-- PROBLEM --
Give all of the lines again, with nothing added or dropped.

-- MATERIAL PROVIDED --
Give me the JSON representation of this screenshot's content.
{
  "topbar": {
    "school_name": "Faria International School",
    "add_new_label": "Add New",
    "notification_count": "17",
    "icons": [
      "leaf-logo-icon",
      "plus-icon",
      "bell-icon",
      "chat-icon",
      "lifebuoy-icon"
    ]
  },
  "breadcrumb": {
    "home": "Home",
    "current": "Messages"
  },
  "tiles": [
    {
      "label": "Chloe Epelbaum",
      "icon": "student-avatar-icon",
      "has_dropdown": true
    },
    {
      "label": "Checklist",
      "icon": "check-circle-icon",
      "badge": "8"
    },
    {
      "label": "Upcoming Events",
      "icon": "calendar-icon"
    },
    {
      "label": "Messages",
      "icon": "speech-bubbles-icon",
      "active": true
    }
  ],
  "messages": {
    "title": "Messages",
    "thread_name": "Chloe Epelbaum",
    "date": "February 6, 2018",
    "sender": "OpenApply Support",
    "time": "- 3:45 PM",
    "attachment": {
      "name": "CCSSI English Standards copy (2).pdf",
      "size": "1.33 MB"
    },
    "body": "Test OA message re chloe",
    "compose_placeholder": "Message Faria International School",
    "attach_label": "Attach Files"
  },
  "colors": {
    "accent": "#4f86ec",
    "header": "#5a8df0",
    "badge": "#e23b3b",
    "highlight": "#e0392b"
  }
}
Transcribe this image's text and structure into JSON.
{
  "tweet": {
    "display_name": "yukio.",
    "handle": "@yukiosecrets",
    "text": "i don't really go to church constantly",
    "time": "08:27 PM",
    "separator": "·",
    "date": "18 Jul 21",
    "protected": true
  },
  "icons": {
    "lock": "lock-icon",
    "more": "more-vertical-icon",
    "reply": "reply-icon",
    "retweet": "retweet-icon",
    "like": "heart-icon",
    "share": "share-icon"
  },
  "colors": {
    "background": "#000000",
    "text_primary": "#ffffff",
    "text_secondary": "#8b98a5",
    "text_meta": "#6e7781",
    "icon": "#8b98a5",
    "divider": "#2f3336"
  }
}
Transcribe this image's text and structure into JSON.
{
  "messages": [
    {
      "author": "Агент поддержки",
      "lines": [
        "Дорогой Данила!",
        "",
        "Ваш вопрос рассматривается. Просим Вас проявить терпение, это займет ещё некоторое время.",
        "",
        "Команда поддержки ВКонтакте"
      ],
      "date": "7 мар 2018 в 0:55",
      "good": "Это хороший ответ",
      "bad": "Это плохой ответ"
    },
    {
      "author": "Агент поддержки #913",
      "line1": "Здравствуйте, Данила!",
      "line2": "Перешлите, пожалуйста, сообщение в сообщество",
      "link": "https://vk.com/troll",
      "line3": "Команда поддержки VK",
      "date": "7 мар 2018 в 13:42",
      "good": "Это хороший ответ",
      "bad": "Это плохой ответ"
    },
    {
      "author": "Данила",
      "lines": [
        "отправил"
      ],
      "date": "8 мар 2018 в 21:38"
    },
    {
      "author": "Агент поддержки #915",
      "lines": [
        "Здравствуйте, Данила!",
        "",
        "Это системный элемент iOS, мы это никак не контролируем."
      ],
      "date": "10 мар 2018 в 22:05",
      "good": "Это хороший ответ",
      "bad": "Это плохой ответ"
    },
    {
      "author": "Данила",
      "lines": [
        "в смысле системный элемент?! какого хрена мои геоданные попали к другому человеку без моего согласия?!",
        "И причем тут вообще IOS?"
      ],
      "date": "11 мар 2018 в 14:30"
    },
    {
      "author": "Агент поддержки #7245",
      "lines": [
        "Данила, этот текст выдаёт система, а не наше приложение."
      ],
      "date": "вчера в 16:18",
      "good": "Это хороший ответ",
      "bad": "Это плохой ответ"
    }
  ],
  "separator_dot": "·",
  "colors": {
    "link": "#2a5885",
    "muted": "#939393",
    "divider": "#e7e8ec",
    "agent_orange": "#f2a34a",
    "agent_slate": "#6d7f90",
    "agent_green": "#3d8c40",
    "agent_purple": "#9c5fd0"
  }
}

-- OUTPUT --
Give me the JSON representation of this screenshot's content.
{
  "topbar": {
    "school_name": "Faria International School",
    "add_new_label": "Add New",
    "notification_count": "17",
    "icons": [
      "leaf-logo-icon",
      "plus-icon",
      "bell-icon",
      "chat-icon",
      "lifebuoy-icon"
    ]
  },
  "breadcrumb": {
    "home": "Home",
    "current": "Messages"
  },
  "tiles": [
    {
      "label": "Chloe Epelbaum",
      "icon": "student-avatar-icon",
      "has_dropdown": true
    },
    {
      "label": "Checklist",
      "icon": "check-circle-icon",
      "badge": "8"
    },
    {
      "label": "Upcoming Events",
      "icon": "calendar-icon"
    },
    {
      "label": "Messages",
      "icon": "speech-bubbles-icon",
      "active": true
    }
  ],
  "messages": {
    "title": "Messages",
    "thread_name": "Chloe Epelbaum",
    "date": "February 6, 2018",
    "sender": "OpenApply Support",
    "time": "- 3:45 PM",
    "attachment": {
      "name": "CCSSI English Standards copy (2).pdf",
      "size": "1.33 MB"
    },
    "body": "Test OA message re chloe",
    "compose_placeholder": "Message Faria International School",
    "attach_label": "Attach Files"
  },
  "colors": {
    "accent": "#4f86ec",
    "header": "#5a8df0",
    "badge": "#e23b3b",
    "highlight": "#e0392b"
  }
}
Transcribe this image's text and structure into JSON.
{
  "tweet": {
    "display_name": "yukio.",
    "handle": "@yukiosecrets",
    "text": "i don't really go to church constantly",
    "time": "08:27 PM",
    "separator": "·",
    "date": "18 Jul 21",
    "protected": true
  },
  "icons": {
    "lock": "lock-icon",
    "more": "more-vertical-icon",
    "reply": "reply-icon",
    "retweet": "retweet-icon",
    "like": "heart-icon",
    "share": "share-icon"
  },
  "colors": {
    "background": "#000000",
    "text_primary": "#ffffff",
    "text_secondary": "#8b98a5",
    "text_meta": "#6e7781",
    "icon": "#8b98a5",
    "divider": "#2f3336"
  }
}
Transcribe this image's text and structure into JSON.
{
  "messages": [
    {
      "author": "Агент поддержки",
      "lines": [
        "Дорогой Данила!",
        "",
        "Ваш вопрос рассматривается. Просим Вас проявить терпение, это займет ещё некоторое время.",
        "",
        "Команда поддержки ВКонтакте"
      ],
      "date": "7 мар 2018 в 0:55",
      "good": "Это хороший ответ",
      "bad": "Это плохой ответ"
    },
    {
      "author": "Агент поддержки #913",
      "line1": "Здравствуйте, Данила!",
      "line2": "Перешлите, пожалуйста, сообщение в сообщество",
      "link": "https://vk.com/troll",
      "line3": "Команда поддержки VK",
      "date": "7 мар 2018 в 13:42",
      "good": "Это хороший ответ",
      "bad": "Это плохой ответ"
    },
    {
      "author": "Данила",
      "lines": [
        "отправил"
      ],
      "date": "8 мар 2018 в 21:38"
    },
    {
      "author": "Агент поддержки #915",
      "lines": [
        "Здравствуйте, Данила!",
        "",
        "Это системный элемент iOS, мы это никак не контролируем."
      ],
      "date": "10 мар 2018 в 22:05",
      "good": "Это хороший ответ",
      "bad": "Это плохой ответ"
    },
    {
      "author": "Данила",
      "lines": [
        "в смысле системный элемент?! какого хрена мои геоданные попали к другому человеку без моего согласия?!",
        "И причем тут вообще IOS?"
      ],
      "date": "11 мар 2018 в 14:30"
    },
    {
      "author": "Агент поддержки #7245",
      "lines": [
        "Данила, этот текст выдаёт система, а не наше приложение."
      ],
      "date": "вчера в 16:18",
      "good": "Это хороший ответ",
      "bad": "Это плохой ответ"
    }
  ],
  "separator_dot": "·",
  "colors": {
    "link": "#2a5885",
    "muted": "#939393",
    "divider": "#e7e8ec",
    "agent_orange": "#f2a34a",
    "agent_slate": "#6d7f90",
    "agent_green": "#3d8c40",
    "agent_purple": "#9c5fd0"
  }
}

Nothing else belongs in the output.